— Begin DATA SUPPLIED —

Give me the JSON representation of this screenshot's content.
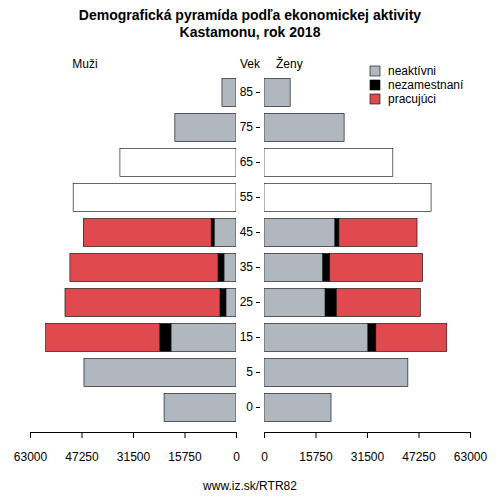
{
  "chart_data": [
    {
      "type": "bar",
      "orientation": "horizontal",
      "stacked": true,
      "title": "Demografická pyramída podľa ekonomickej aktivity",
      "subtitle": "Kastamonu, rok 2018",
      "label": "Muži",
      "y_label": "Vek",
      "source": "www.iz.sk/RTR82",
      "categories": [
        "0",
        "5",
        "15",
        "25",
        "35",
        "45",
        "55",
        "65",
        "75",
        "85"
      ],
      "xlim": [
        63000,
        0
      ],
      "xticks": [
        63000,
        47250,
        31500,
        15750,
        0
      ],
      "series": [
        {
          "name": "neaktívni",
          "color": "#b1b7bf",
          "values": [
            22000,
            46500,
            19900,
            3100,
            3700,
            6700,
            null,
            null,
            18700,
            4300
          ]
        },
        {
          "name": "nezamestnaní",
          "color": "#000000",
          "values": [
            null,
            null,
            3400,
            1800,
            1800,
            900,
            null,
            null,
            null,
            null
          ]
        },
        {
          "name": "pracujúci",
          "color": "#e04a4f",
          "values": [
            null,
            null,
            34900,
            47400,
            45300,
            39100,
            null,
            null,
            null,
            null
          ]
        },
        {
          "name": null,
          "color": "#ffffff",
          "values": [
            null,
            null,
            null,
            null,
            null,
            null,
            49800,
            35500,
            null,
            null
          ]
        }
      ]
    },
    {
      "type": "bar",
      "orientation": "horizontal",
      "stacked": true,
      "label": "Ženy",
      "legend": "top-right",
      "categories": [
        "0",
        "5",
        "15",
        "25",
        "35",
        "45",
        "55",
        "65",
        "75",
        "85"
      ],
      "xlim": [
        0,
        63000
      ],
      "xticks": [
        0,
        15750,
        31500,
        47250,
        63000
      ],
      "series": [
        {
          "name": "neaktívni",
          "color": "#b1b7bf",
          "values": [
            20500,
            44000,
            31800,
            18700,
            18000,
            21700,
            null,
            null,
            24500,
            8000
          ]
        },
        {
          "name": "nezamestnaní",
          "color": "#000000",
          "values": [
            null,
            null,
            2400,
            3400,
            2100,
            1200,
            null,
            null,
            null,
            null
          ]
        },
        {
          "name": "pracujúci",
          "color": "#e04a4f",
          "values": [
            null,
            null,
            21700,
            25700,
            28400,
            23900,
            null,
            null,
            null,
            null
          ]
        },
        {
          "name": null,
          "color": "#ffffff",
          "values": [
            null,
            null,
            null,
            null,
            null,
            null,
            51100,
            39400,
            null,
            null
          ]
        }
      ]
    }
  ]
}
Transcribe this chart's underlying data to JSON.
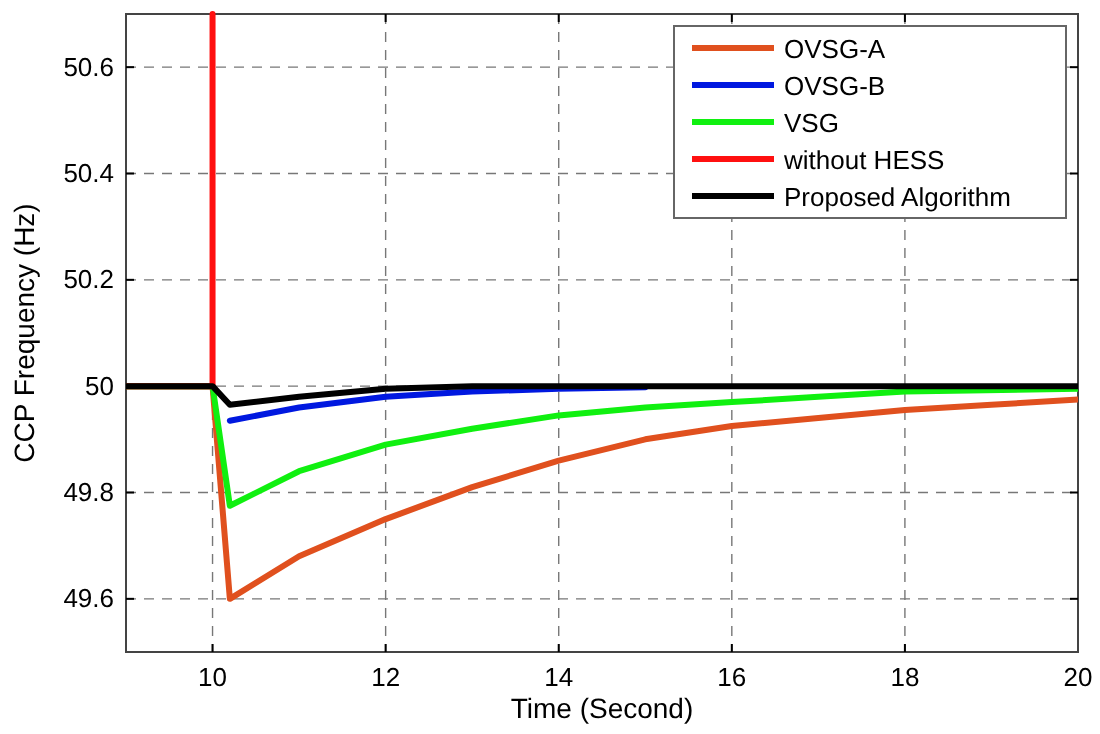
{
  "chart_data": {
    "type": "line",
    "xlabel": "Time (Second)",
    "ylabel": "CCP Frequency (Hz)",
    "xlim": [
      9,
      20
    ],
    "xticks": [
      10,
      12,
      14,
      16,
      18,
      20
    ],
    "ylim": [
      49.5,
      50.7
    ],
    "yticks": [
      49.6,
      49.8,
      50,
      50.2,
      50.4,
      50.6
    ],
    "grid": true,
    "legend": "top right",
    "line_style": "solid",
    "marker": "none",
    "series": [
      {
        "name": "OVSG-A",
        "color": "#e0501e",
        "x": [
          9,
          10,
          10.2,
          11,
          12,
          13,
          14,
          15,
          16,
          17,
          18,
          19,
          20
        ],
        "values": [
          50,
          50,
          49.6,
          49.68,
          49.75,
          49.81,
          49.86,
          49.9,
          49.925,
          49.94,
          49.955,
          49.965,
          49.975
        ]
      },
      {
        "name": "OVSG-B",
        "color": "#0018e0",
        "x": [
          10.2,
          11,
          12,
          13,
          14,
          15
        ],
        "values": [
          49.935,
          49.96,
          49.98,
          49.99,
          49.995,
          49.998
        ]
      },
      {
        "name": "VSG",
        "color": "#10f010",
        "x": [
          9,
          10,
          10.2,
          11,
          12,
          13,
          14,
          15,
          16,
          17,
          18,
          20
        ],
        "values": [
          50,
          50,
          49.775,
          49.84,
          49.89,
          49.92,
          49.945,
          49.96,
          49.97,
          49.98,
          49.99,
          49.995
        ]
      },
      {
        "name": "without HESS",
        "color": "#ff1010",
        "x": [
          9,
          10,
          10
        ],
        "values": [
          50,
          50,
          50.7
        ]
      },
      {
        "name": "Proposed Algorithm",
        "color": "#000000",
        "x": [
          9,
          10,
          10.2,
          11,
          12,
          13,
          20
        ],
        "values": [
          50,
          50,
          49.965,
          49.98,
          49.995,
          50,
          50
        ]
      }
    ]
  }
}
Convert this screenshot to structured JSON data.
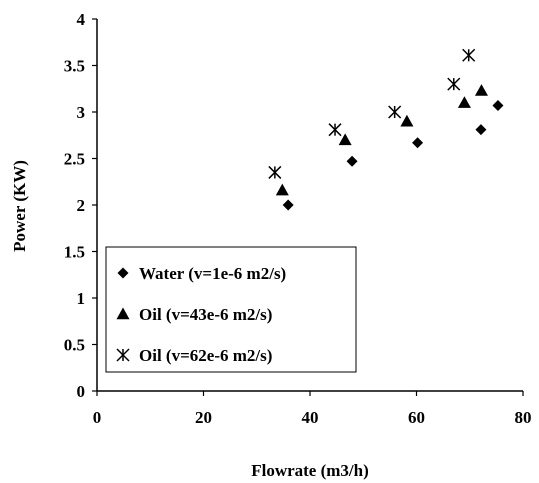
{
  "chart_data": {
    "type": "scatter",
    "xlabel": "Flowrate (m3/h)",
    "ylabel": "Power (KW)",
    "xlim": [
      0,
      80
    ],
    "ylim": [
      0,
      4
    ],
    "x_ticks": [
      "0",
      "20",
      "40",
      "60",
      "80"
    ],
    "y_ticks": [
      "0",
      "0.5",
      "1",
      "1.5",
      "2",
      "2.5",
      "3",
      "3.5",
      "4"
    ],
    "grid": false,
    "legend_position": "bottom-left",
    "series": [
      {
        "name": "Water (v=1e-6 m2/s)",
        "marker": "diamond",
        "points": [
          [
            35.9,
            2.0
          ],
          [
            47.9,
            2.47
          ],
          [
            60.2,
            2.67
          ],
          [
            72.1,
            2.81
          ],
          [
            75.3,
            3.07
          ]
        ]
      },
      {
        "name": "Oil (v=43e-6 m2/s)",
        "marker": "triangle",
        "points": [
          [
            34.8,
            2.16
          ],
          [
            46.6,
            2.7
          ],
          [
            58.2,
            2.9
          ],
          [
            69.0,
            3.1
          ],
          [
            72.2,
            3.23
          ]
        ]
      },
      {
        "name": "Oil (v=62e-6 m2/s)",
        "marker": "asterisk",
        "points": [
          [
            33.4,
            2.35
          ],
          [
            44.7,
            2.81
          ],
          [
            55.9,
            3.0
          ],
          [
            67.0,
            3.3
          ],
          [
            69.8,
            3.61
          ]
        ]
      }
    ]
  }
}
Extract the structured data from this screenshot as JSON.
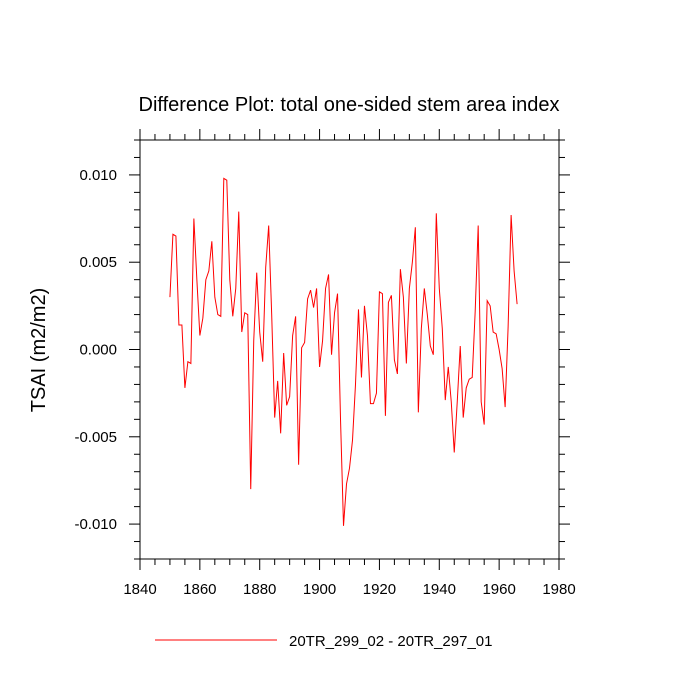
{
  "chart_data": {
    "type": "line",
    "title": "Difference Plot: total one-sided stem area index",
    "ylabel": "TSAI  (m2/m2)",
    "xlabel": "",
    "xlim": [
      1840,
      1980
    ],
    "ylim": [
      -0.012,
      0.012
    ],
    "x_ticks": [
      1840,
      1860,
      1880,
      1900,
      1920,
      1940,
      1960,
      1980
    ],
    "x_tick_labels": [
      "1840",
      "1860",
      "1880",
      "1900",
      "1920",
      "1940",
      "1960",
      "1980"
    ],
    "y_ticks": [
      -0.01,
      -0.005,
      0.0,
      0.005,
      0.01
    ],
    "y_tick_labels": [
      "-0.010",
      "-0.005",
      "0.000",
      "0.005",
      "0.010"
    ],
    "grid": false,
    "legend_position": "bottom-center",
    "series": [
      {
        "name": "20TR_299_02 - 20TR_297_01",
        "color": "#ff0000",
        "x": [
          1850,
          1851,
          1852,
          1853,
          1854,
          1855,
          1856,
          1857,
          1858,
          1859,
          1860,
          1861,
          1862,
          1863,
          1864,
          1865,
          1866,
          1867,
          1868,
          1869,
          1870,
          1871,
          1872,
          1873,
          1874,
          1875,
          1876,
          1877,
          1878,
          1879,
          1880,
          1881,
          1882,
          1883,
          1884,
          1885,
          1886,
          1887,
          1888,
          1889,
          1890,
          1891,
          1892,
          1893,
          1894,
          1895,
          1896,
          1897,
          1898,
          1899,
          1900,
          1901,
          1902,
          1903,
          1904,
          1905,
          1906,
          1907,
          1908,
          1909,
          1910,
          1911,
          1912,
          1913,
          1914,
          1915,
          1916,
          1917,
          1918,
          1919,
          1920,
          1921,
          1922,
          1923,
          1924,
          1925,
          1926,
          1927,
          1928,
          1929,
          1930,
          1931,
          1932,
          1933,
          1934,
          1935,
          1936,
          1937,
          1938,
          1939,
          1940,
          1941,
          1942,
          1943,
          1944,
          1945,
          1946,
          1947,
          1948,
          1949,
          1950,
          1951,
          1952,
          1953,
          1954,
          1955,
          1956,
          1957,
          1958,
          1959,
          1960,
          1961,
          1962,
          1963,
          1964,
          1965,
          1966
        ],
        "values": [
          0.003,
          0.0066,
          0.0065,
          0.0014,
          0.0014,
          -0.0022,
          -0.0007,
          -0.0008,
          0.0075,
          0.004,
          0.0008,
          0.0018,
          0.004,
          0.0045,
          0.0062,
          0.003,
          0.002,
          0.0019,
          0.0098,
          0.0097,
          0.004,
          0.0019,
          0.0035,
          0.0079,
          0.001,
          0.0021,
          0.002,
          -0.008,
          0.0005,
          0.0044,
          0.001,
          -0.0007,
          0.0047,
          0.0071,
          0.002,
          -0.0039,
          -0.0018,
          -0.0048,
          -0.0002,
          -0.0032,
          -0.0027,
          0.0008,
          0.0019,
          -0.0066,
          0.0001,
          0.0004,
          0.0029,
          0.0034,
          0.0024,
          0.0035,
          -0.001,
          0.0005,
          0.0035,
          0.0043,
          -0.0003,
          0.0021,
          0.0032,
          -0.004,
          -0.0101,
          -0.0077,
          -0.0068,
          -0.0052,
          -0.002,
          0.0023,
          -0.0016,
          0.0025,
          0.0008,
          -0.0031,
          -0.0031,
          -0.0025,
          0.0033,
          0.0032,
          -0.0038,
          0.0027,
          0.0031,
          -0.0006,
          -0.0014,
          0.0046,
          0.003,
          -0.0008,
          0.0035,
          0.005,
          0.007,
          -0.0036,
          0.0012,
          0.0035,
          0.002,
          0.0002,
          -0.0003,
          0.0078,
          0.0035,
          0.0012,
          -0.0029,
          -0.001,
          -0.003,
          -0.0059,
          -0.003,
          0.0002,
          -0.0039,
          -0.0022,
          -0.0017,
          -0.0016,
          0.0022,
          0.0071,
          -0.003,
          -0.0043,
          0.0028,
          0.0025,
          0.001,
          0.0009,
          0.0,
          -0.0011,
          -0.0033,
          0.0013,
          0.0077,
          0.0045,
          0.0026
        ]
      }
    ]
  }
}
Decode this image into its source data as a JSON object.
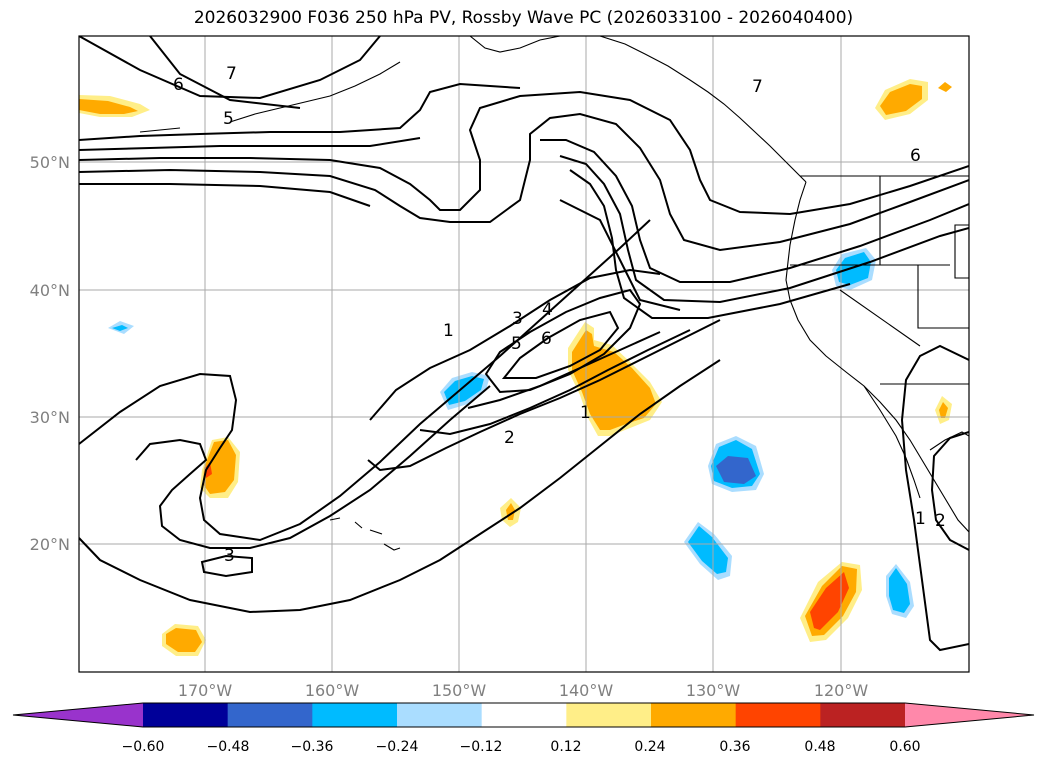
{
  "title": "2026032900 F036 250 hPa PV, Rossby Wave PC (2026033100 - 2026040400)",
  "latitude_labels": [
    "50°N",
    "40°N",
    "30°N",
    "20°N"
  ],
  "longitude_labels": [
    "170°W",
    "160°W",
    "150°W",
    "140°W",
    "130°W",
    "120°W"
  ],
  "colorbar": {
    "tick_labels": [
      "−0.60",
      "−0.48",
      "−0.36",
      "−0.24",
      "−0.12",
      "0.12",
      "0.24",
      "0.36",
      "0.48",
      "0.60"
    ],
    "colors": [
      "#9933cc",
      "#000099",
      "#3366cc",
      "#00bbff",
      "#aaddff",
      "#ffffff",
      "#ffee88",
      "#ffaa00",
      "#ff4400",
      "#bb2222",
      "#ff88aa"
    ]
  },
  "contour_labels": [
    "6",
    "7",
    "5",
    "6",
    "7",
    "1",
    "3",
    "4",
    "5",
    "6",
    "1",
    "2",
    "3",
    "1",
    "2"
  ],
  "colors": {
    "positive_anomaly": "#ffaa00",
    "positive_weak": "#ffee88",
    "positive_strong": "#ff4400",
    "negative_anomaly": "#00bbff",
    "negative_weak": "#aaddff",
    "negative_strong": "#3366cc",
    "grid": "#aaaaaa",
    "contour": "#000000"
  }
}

— End DATA SUPPLIED —

## [EXERCISE OBJECTIVE]
Find the word "source" in the data and copy out each line where it turns up.

## [REPLY TO THE EXERCISE]
      "source": "www.iz.sk/RTR82",
Decode this image into its source data as a JSON object.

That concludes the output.